### WHAT THE TASK REQUIRES
Every record below should be transcribed exactly. Omit the images.

### MATERIAL FOR THE TASK
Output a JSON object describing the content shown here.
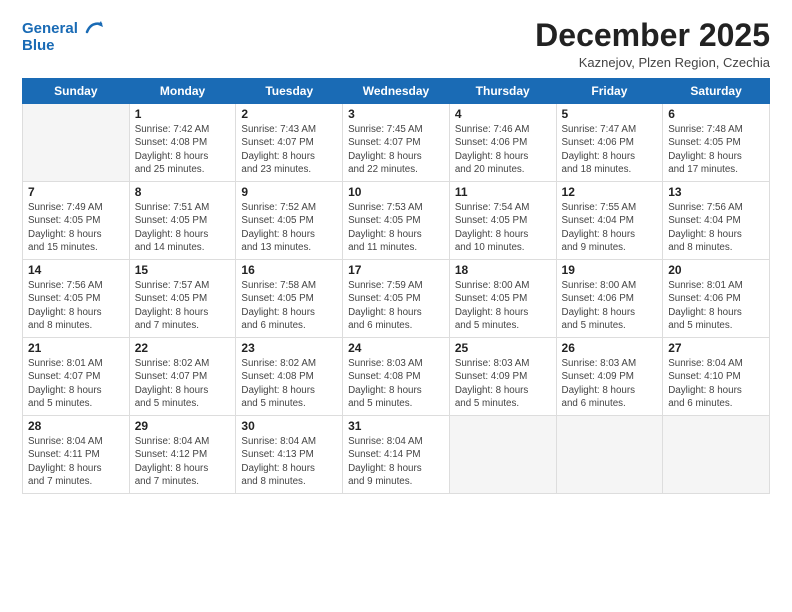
{
  "header": {
    "logo_line1": "General",
    "logo_line2": "Blue",
    "month": "December 2025",
    "location": "Kaznejov, Plzen Region, Czechia"
  },
  "weekdays": [
    "Sunday",
    "Monday",
    "Tuesday",
    "Wednesday",
    "Thursday",
    "Friday",
    "Saturday"
  ],
  "weeks": [
    [
      {
        "day": "",
        "info": ""
      },
      {
        "day": "1",
        "info": "Sunrise: 7:42 AM\nSunset: 4:08 PM\nDaylight: 8 hours\nand 25 minutes."
      },
      {
        "day": "2",
        "info": "Sunrise: 7:43 AM\nSunset: 4:07 PM\nDaylight: 8 hours\nand 23 minutes."
      },
      {
        "day": "3",
        "info": "Sunrise: 7:45 AM\nSunset: 4:07 PM\nDaylight: 8 hours\nand 22 minutes."
      },
      {
        "day": "4",
        "info": "Sunrise: 7:46 AM\nSunset: 4:06 PM\nDaylight: 8 hours\nand 20 minutes."
      },
      {
        "day": "5",
        "info": "Sunrise: 7:47 AM\nSunset: 4:06 PM\nDaylight: 8 hours\nand 18 minutes."
      },
      {
        "day": "6",
        "info": "Sunrise: 7:48 AM\nSunset: 4:05 PM\nDaylight: 8 hours\nand 17 minutes."
      }
    ],
    [
      {
        "day": "7",
        "info": "Sunrise: 7:49 AM\nSunset: 4:05 PM\nDaylight: 8 hours\nand 15 minutes."
      },
      {
        "day": "8",
        "info": "Sunrise: 7:51 AM\nSunset: 4:05 PM\nDaylight: 8 hours\nand 14 minutes."
      },
      {
        "day": "9",
        "info": "Sunrise: 7:52 AM\nSunset: 4:05 PM\nDaylight: 8 hours\nand 13 minutes."
      },
      {
        "day": "10",
        "info": "Sunrise: 7:53 AM\nSunset: 4:05 PM\nDaylight: 8 hours\nand 11 minutes."
      },
      {
        "day": "11",
        "info": "Sunrise: 7:54 AM\nSunset: 4:05 PM\nDaylight: 8 hours\nand 10 minutes."
      },
      {
        "day": "12",
        "info": "Sunrise: 7:55 AM\nSunset: 4:04 PM\nDaylight: 8 hours\nand 9 minutes."
      },
      {
        "day": "13",
        "info": "Sunrise: 7:56 AM\nSunset: 4:04 PM\nDaylight: 8 hours\nand 8 minutes."
      }
    ],
    [
      {
        "day": "14",
        "info": "Sunrise: 7:56 AM\nSunset: 4:05 PM\nDaylight: 8 hours\nand 8 minutes."
      },
      {
        "day": "15",
        "info": "Sunrise: 7:57 AM\nSunset: 4:05 PM\nDaylight: 8 hours\nand 7 minutes."
      },
      {
        "day": "16",
        "info": "Sunrise: 7:58 AM\nSunset: 4:05 PM\nDaylight: 8 hours\nand 6 minutes."
      },
      {
        "day": "17",
        "info": "Sunrise: 7:59 AM\nSunset: 4:05 PM\nDaylight: 8 hours\nand 6 minutes."
      },
      {
        "day": "18",
        "info": "Sunrise: 8:00 AM\nSunset: 4:05 PM\nDaylight: 8 hours\nand 5 minutes."
      },
      {
        "day": "19",
        "info": "Sunrise: 8:00 AM\nSunset: 4:06 PM\nDaylight: 8 hours\nand 5 minutes."
      },
      {
        "day": "20",
        "info": "Sunrise: 8:01 AM\nSunset: 4:06 PM\nDaylight: 8 hours\nand 5 minutes."
      }
    ],
    [
      {
        "day": "21",
        "info": "Sunrise: 8:01 AM\nSunset: 4:07 PM\nDaylight: 8 hours\nand 5 minutes."
      },
      {
        "day": "22",
        "info": "Sunrise: 8:02 AM\nSunset: 4:07 PM\nDaylight: 8 hours\nand 5 minutes."
      },
      {
        "day": "23",
        "info": "Sunrise: 8:02 AM\nSunset: 4:08 PM\nDaylight: 8 hours\nand 5 minutes."
      },
      {
        "day": "24",
        "info": "Sunrise: 8:03 AM\nSunset: 4:08 PM\nDaylight: 8 hours\nand 5 minutes."
      },
      {
        "day": "25",
        "info": "Sunrise: 8:03 AM\nSunset: 4:09 PM\nDaylight: 8 hours\nand 5 minutes."
      },
      {
        "day": "26",
        "info": "Sunrise: 8:03 AM\nSunset: 4:09 PM\nDaylight: 8 hours\nand 6 minutes."
      },
      {
        "day": "27",
        "info": "Sunrise: 8:04 AM\nSunset: 4:10 PM\nDaylight: 8 hours\nand 6 minutes."
      }
    ],
    [
      {
        "day": "28",
        "info": "Sunrise: 8:04 AM\nSunset: 4:11 PM\nDaylight: 8 hours\nand 7 minutes."
      },
      {
        "day": "29",
        "info": "Sunrise: 8:04 AM\nSunset: 4:12 PM\nDaylight: 8 hours\nand 7 minutes."
      },
      {
        "day": "30",
        "info": "Sunrise: 8:04 AM\nSunset: 4:13 PM\nDaylight: 8 hours\nand 8 minutes."
      },
      {
        "day": "31",
        "info": "Sunrise: 8:04 AM\nSunset: 4:14 PM\nDaylight: 8 hours\nand 9 minutes."
      },
      {
        "day": "",
        "info": ""
      },
      {
        "day": "",
        "info": ""
      },
      {
        "day": "",
        "info": ""
      }
    ]
  ]
}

### ANSWER IN FULL
Output a JSON object describing the content shown here.
{
  "header": {
    "logo_line1": "General",
    "logo_line2": "Blue",
    "month": "December 2025",
    "location": "Kaznejov, Plzen Region, Czechia"
  },
  "weekdays": [
    "Sunday",
    "Monday",
    "Tuesday",
    "Wednesday",
    "Thursday",
    "Friday",
    "Saturday"
  ],
  "weeks": [
    [
      {
        "day": "",
        "info": ""
      },
      {
        "day": "1",
        "info": "Sunrise: 7:42 AM\nSunset: 4:08 PM\nDaylight: 8 hours\nand 25 minutes."
      },
      {
        "day": "2",
        "info": "Sunrise: 7:43 AM\nSunset: 4:07 PM\nDaylight: 8 hours\nand 23 minutes."
      },
      {
        "day": "3",
        "info": "Sunrise: 7:45 AM\nSunset: 4:07 PM\nDaylight: 8 hours\nand 22 minutes."
      },
      {
        "day": "4",
        "info": "Sunrise: 7:46 AM\nSunset: 4:06 PM\nDaylight: 8 hours\nand 20 minutes."
      },
      {
        "day": "5",
        "info": "Sunrise: 7:47 AM\nSunset: 4:06 PM\nDaylight: 8 hours\nand 18 minutes."
      },
      {
        "day": "6",
        "info": "Sunrise: 7:48 AM\nSunset: 4:05 PM\nDaylight: 8 hours\nand 17 minutes."
      }
    ],
    [
      {
        "day": "7",
        "info": "Sunrise: 7:49 AM\nSunset: 4:05 PM\nDaylight: 8 hours\nand 15 minutes."
      },
      {
        "day": "8",
        "info": "Sunrise: 7:51 AM\nSunset: 4:05 PM\nDaylight: 8 hours\nand 14 minutes."
      },
      {
        "day": "9",
        "info": "Sunrise: 7:52 AM\nSunset: 4:05 PM\nDaylight: 8 hours\nand 13 minutes."
      },
      {
        "day": "10",
        "info": "Sunrise: 7:53 AM\nSunset: 4:05 PM\nDaylight: 8 hours\nand 11 minutes."
      },
      {
        "day": "11",
        "info": "Sunrise: 7:54 AM\nSunset: 4:05 PM\nDaylight: 8 hours\nand 10 minutes."
      },
      {
        "day": "12",
        "info": "Sunrise: 7:55 AM\nSunset: 4:04 PM\nDaylight: 8 hours\nand 9 minutes."
      },
      {
        "day": "13",
        "info": "Sunrise: 7:56 AM\nSunset: 4:04 PM\nDaylight: 8 hours\nand 8 minutes."
      }
    ],
    [
      {
        "day": "14",
        "info": "Sunrise: 7:56 AM\nSunset: 4:05 PM\nDaylight: 8 hours\nand 8 minutes."
      },
      {
        "day": "15",
        "info": "Sunrise: 7:57 AM\nSunset: 4:05 PM\nDaylight: 8 hours\nand 7 minutes."
      },
      {
        "day": "16",
        "info": "Sunrise: 7:58 AM\nSunset: 4:05 PM\nDaylight: 8 hours\nand 6 minutes."
      },
      {
        "day": "17",
        "info": "Sunrise: 7:59 AM\nSunset: 4:05 PM\nDaylight: 8 hours\nand 6 minutes."
      },
      {
        "day": "18",
        "info": "Sunrise: 8:00 AM\nSunset: 4:05 PM\nDaylight: 8 hours\nand 5 minutes."
      },
      {
        "day": "19",
        "info": "Sunrise: 8:00 AM\nSunset: 4:06 PM\nDaylight: 8 hours\nand 5 minutes."
      },
      {
        "day": "20",
        "info": "Sunrise: 8:01 AM\nSunset: 4:06 PM\nDaylight: 8 hours\nand 5 minutes."
      }
    ],
    [
      {
        "day": "21",
        "info": "Sunrise: 8:01 AM\nSunset: 4:07 PM\nDaylight: 8 hours\nand 5 minutes."
      },
      {
        "day": "22",
        "info": "Sunrise: 8:02 AM\nSunset: 4:07 PM\nDaylight: 8 hours\nand 5 minutes."
      },
      {
        "day": "23",
        "info": "Sunrise: 8:02 AM\nSunset: 4:08 PM\nDaylight: 8 hours\nand 5 minutes."
      },
      {
        "day": "24",
        "info": "Sunrise: 8:03 AM\nSunset: 4:08 PM\nDaylight: 8 hours\nand 5 minutes."
      },
      {
        "day": "25",
        "info": "Sunrise: 8:03 AM\nSunset: 4:09 PM\nDaylight: 8 hours\nand 5 minutes."
      },
      {
        "day": "26",
        "info": "Sunrise: 8:03 AM\nSunset: 4:09 PM\nDaylight: 8 hours\nand 6 minutes."
      },
      {
        "day": "27",
        "info": "Sunrise: 8:04 AM\nSunset: 4:10 PM\nDaylight: 8 hours\nand 6 minutes."
      }
    ],
    [
      {
        "day": "28",
        "info": "Sunrise: 8:04 AM\nSunset: 4:11 PM\nDaylight: 8 hours\nand 7 minutes."
      },
      {
        "day": "29",
        "info": "Sunrise: 8:04 AM\nSunset: 4:12 PM\nDaylight: 8 hours\nand 7 minutes."
      },
      {
        "day": "30",
        "info": "Sunrise: 8:04 AM\nSunset: 4:13 PM\nDaylight: 8 hours\nand 8 minutes."
      },
      {
        "day": "31",
        "info": "Sunrise: 8:04 AM\nSunset: 4:14 PM\nDaylight: 8 hours\nand 9 minutes."
      },
      {
        "day": "",
        "info": ""
      },
      {
        "day": "",
        "info": ""
      },
      {
        "day": "",
        "info": ""
      }
    ]
  ]
}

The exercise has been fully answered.